What to work on: Check each line of the records below and collect those that include the word "xlabel".

The data:
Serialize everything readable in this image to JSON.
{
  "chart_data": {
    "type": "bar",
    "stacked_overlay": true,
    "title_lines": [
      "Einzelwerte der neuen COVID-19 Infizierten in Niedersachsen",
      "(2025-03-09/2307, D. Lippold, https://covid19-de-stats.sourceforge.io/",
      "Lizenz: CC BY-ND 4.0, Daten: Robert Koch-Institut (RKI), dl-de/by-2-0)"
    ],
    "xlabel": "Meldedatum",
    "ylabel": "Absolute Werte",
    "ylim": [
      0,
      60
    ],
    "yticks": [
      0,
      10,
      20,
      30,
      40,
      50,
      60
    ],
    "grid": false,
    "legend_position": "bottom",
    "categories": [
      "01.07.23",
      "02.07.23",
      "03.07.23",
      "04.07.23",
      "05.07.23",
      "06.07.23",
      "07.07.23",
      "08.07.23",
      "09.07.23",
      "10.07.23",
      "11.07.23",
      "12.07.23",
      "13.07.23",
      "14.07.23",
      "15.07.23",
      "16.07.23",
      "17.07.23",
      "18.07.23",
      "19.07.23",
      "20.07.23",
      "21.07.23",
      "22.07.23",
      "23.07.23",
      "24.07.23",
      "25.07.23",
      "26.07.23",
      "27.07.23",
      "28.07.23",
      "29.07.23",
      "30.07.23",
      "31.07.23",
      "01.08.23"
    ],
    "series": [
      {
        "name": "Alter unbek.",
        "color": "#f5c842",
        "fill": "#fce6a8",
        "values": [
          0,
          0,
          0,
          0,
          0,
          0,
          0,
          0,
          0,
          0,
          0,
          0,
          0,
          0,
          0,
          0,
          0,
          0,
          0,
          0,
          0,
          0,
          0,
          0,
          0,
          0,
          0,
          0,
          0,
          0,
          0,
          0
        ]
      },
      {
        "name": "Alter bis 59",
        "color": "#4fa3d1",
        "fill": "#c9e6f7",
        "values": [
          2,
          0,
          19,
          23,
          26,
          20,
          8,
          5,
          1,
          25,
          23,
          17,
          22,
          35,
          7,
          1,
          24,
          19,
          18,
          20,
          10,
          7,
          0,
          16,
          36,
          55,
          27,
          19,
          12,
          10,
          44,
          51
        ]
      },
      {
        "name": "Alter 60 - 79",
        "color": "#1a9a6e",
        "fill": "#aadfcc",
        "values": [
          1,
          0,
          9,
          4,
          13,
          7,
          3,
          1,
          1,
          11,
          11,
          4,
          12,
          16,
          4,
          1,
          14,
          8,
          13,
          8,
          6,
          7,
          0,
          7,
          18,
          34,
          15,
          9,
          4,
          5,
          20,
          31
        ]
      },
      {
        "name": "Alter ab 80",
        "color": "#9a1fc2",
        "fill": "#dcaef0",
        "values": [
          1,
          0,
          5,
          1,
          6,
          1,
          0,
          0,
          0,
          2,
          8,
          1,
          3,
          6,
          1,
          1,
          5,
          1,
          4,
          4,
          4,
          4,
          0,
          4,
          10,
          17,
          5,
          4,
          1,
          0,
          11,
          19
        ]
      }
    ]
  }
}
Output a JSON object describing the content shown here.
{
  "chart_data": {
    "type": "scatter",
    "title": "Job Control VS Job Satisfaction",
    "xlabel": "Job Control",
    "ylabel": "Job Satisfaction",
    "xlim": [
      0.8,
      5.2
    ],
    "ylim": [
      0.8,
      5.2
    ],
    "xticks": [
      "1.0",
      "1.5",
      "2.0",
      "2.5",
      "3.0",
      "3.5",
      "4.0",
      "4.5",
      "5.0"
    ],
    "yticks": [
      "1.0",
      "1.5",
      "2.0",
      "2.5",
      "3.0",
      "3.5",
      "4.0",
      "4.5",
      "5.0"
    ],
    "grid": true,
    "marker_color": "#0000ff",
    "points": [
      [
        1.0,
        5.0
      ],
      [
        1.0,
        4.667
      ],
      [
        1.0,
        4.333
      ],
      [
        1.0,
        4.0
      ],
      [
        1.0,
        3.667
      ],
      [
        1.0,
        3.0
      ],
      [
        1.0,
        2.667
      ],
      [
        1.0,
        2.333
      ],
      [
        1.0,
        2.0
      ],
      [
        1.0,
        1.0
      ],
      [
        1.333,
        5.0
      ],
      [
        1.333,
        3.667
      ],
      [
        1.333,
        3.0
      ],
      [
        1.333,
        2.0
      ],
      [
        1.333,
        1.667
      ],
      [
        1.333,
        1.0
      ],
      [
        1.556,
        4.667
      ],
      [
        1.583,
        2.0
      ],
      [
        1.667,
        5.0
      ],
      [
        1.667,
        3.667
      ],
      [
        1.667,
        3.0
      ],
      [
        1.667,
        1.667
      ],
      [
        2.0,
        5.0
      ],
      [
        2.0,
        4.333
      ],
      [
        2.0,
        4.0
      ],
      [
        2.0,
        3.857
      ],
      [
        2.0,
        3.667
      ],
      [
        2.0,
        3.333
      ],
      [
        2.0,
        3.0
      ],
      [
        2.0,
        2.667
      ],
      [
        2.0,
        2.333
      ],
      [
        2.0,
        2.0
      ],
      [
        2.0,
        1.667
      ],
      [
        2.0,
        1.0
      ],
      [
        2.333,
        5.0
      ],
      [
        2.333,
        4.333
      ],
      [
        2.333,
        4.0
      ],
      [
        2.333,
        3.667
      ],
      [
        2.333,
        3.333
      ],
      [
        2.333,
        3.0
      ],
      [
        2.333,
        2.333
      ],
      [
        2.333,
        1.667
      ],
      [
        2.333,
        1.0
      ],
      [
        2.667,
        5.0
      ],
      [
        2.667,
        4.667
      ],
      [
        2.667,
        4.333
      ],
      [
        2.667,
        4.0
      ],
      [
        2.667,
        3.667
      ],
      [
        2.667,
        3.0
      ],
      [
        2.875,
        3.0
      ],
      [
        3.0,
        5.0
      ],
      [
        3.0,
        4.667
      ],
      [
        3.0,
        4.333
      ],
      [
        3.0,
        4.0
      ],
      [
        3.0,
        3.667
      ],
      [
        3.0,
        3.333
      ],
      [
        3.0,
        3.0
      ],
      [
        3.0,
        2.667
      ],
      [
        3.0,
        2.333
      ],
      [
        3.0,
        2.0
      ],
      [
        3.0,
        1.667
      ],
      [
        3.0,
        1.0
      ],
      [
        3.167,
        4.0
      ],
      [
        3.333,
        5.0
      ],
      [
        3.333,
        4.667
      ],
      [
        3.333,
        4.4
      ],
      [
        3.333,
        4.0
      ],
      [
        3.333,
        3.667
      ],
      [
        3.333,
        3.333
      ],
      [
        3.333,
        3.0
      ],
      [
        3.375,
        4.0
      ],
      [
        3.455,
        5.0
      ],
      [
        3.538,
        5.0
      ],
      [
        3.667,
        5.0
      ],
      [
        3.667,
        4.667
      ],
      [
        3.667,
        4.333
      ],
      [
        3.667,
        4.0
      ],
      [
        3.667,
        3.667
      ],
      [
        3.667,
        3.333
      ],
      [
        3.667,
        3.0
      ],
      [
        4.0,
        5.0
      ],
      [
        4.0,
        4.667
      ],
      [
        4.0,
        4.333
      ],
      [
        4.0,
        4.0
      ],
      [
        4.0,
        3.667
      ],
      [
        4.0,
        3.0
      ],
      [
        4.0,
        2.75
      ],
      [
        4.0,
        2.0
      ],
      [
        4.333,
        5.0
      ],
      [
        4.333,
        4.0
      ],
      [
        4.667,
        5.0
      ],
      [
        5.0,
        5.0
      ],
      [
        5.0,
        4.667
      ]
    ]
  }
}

Output:
    "xlabel": "Meldedatum",
    "xlabel": "Job Control",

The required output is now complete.